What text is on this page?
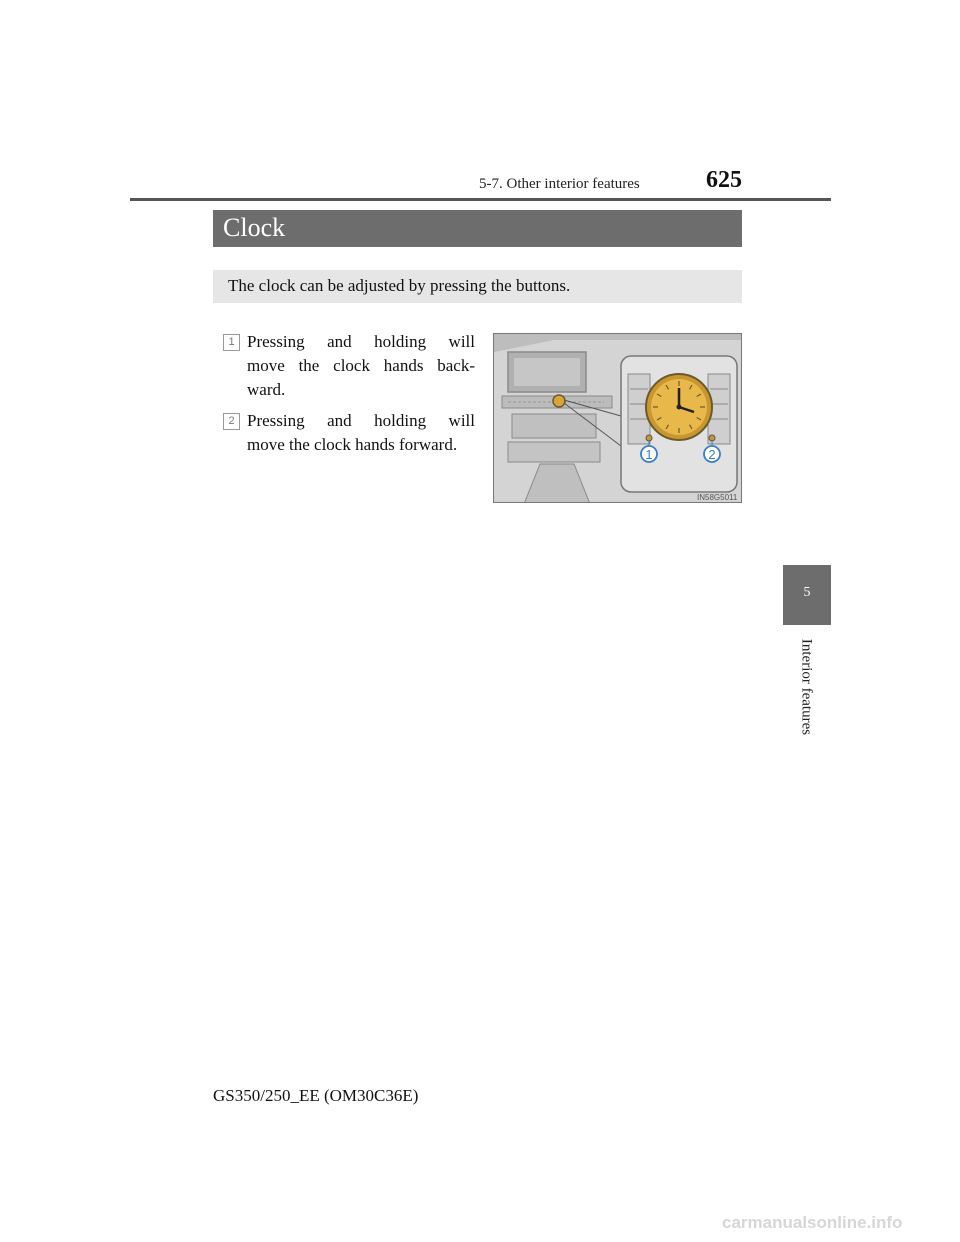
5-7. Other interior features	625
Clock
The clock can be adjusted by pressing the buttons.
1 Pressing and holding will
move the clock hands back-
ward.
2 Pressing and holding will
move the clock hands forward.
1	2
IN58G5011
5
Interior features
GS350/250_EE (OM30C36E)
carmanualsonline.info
----
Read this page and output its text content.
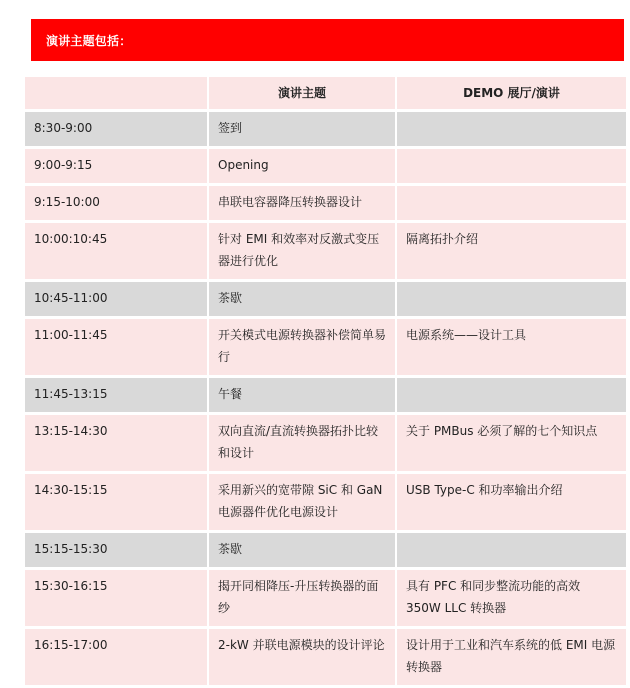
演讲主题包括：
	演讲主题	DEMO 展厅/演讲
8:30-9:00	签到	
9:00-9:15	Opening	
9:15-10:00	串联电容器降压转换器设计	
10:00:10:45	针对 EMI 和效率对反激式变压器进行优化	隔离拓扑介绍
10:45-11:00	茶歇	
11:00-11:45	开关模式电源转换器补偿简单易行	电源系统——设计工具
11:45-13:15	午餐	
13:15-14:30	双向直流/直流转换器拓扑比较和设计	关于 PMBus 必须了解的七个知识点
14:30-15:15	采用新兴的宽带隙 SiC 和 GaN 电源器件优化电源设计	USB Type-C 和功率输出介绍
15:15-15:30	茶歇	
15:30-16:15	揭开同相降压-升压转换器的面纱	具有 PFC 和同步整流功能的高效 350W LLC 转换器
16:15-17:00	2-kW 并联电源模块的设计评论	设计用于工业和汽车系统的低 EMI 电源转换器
----
Search the listing above for the string "this". Copy every line that contains it.

What text is on this page?
Read this page and output its text content.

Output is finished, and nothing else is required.